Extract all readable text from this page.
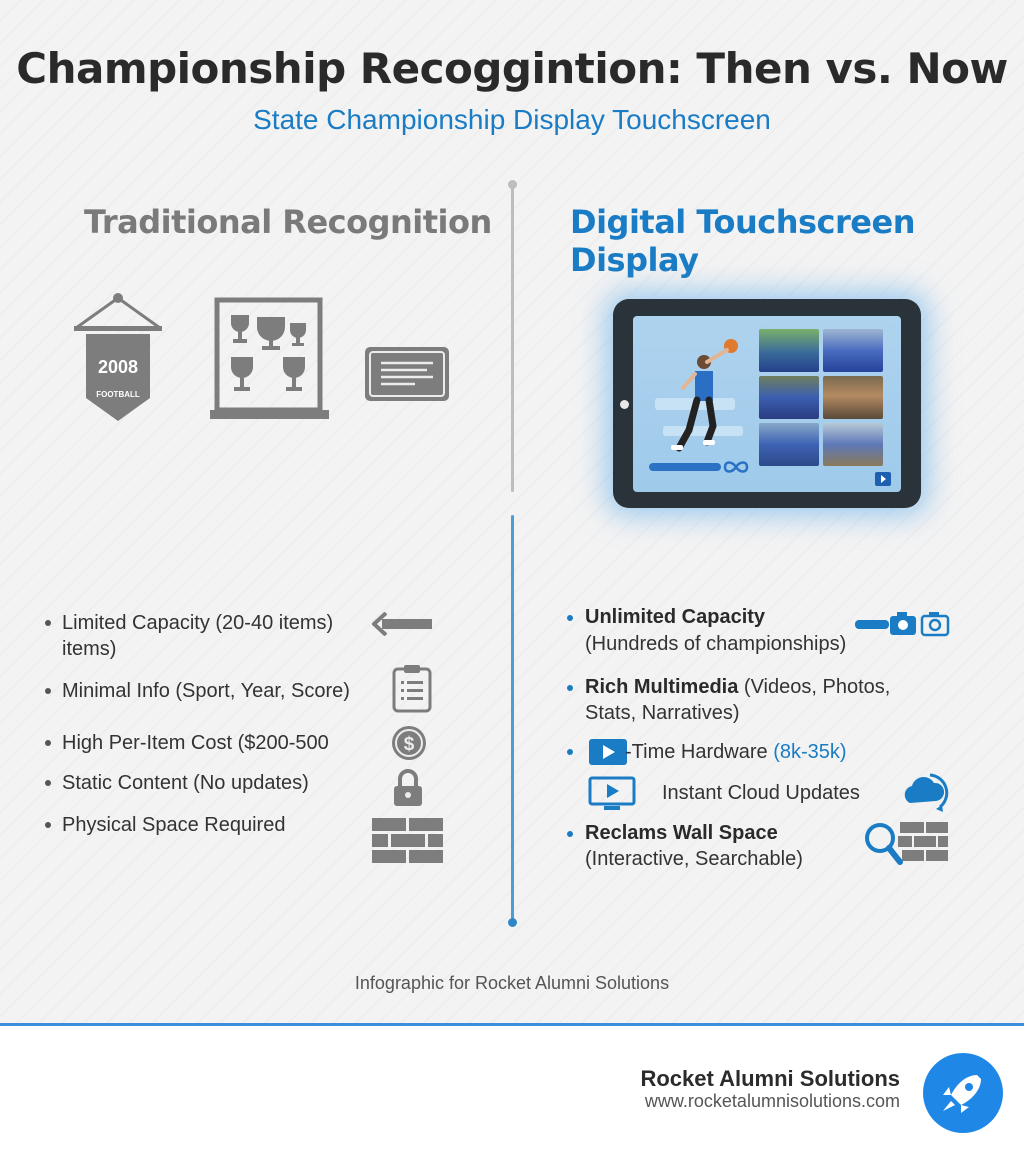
Championship Recoggintion: Then vs. Now
State Championship Display Touchscreen
Traditional Recognition Digital Touchscreen Display
2008
FOOTBALL
Limited Capacity (20-40 items)
items)
Minimal Info (Sport, Year, Score)
High Per-Item Cost ($200-500	$
Static Content (No updates)
Physical Space Required
Unlimited Capacity
(Hundreds of championships)
Rich Multimedia (Videos, Photos,
Stats, Narratives)
-Time Hardware (8k-35k)
Instant Cloud Updates
Reclams Wall Space
(Interactive, Searchable)
Infographic for Rocket Alumni Solutions
Rocket Alumni Solutions
www.rocketalumnisolutions.com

———

### THE REQUEST
Copy the records above exactly, leaving out every picture.

### FINAL ANSWER
Extract all readable text from this page.
Championship Recoggintion: Then vs. Now
State Championship Display Touchscreen
Traditional Recognition Digital Touchscreen Display
2008
FOOTBALL
Limited Capacity (20-40 items)
items)
Minimal Info (Sport, Year, Score)
High Per-Item Cost ($200-500	$
Static Content (No updates)
Physical Space Required
Unlimited Capacity
(Hundreds of championships)
Rich Multimedia (Videos, Photos,
Stats, Narratives)
-Time Hardware (8k-35k)
Instant Cloud Updates
Reclams Wall Space
(Interactive, Searchable)
Infographic for Rocket Alumni Solutions
Rocket Alumni Solutions
www.rocketalumnisolutions.com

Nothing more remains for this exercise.